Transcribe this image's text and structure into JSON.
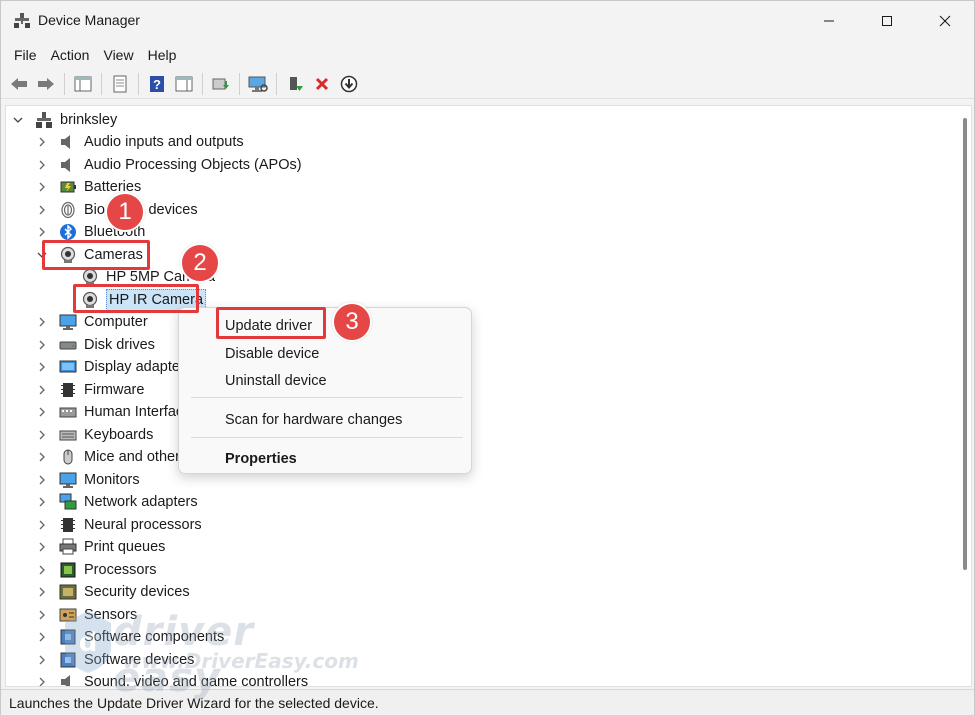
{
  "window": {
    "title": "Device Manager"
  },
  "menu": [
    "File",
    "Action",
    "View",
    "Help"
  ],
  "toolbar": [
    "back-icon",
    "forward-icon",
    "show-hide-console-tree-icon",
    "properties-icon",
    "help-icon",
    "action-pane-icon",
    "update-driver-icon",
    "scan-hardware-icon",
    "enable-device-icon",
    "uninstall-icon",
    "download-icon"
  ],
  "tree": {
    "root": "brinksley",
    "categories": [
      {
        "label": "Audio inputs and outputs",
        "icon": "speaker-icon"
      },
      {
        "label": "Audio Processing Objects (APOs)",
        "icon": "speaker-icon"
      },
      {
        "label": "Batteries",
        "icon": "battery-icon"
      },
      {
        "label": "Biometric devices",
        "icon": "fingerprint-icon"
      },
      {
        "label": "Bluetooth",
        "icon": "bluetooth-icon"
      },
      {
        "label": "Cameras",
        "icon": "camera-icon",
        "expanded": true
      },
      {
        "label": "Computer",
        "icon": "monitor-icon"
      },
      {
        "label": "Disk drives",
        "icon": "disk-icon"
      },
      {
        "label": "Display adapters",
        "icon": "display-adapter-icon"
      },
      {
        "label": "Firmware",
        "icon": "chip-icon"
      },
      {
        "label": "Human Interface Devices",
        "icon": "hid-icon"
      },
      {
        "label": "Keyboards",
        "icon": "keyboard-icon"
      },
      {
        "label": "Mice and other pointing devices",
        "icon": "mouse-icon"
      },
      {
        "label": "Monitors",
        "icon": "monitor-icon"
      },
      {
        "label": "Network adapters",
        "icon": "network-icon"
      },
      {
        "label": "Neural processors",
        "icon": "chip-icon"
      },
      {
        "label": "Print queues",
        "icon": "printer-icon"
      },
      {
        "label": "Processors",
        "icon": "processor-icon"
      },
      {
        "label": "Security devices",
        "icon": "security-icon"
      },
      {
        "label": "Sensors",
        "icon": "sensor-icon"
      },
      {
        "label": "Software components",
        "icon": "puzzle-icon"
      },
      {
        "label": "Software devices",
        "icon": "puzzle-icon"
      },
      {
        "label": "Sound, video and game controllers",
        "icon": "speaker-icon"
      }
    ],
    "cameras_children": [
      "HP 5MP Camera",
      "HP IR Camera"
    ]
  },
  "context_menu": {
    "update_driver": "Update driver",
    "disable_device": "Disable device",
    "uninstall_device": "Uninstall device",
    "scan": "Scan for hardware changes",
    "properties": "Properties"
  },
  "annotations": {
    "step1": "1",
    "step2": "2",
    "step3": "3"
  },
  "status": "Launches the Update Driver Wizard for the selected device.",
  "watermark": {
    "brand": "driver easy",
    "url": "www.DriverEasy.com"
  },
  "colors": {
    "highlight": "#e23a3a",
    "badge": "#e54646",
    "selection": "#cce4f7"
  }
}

──────────

Exercise instructions:
Identify the lines in the entries above that contain "adapters", then copy them out.

Response to the exercise:
        "label": "Display adapters",
        "label": "Network adapters",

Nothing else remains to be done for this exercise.